▸ THE PROBLEM: Return only the count of lines in which the word "Wind" appears.

▸ DATASET RECORDS:

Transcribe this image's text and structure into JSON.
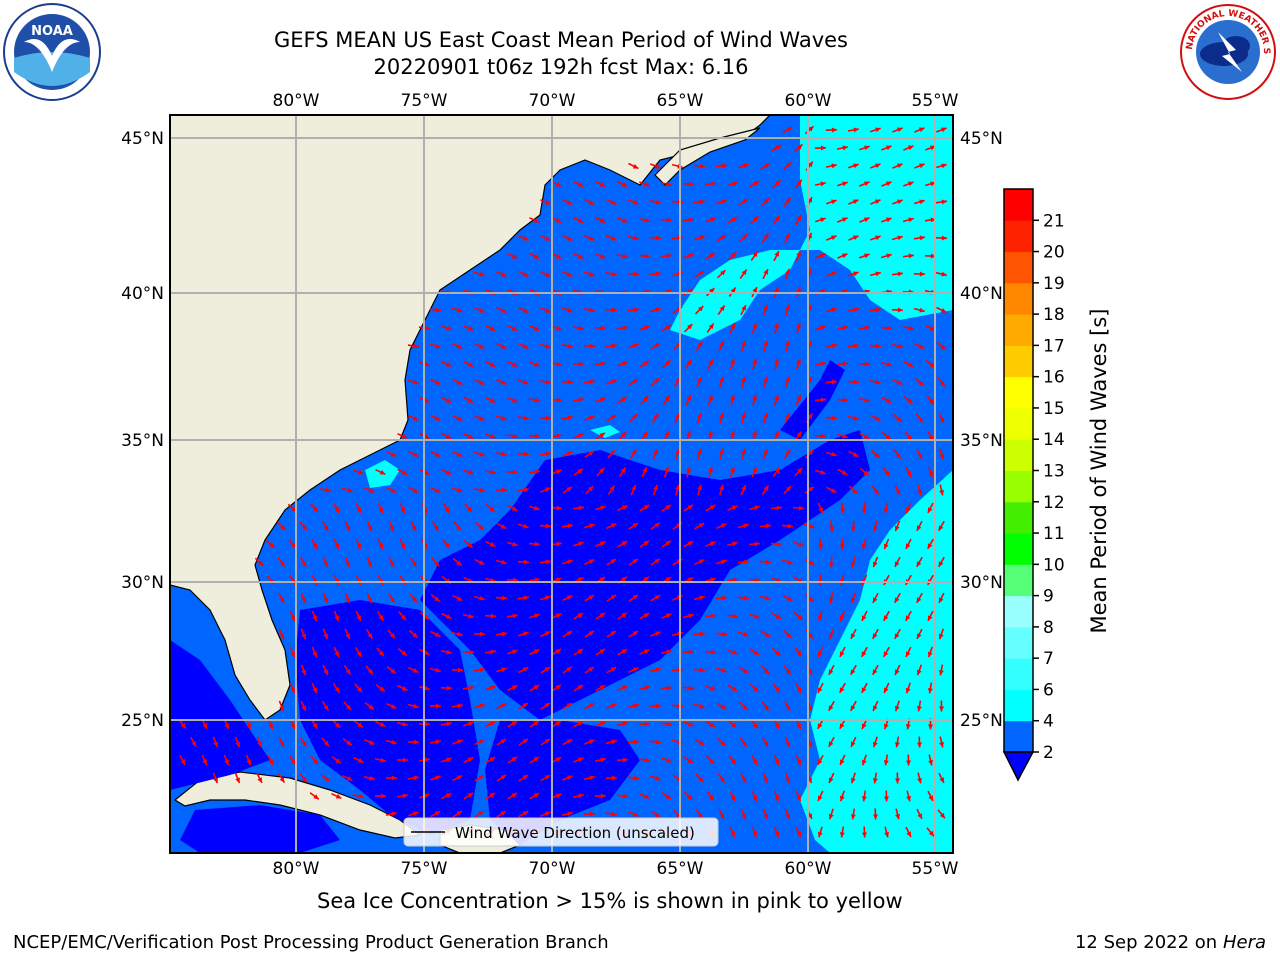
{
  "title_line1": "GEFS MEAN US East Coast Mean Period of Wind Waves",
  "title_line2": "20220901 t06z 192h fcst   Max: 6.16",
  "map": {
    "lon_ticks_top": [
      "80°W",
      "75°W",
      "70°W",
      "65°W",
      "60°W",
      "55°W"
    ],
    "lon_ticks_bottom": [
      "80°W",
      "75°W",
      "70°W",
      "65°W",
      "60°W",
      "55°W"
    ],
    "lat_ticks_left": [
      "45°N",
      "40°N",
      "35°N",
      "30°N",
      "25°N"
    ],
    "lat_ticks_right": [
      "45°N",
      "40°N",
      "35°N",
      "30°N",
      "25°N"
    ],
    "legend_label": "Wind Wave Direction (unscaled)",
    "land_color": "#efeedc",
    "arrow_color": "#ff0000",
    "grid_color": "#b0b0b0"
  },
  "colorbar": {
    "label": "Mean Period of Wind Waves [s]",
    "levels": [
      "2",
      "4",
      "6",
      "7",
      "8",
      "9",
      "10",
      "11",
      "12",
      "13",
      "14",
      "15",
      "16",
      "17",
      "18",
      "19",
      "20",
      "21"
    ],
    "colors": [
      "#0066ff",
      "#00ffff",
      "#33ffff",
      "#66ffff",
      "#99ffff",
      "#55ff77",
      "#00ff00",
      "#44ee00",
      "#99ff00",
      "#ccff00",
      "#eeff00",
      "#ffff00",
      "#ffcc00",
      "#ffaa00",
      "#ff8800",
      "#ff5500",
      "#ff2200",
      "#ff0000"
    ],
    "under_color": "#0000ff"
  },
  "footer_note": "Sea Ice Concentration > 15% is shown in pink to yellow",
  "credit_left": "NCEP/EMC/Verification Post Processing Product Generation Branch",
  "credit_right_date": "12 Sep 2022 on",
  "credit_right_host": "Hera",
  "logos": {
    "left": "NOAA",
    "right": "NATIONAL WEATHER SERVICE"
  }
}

▸ WRITTEN SOLUTION: 3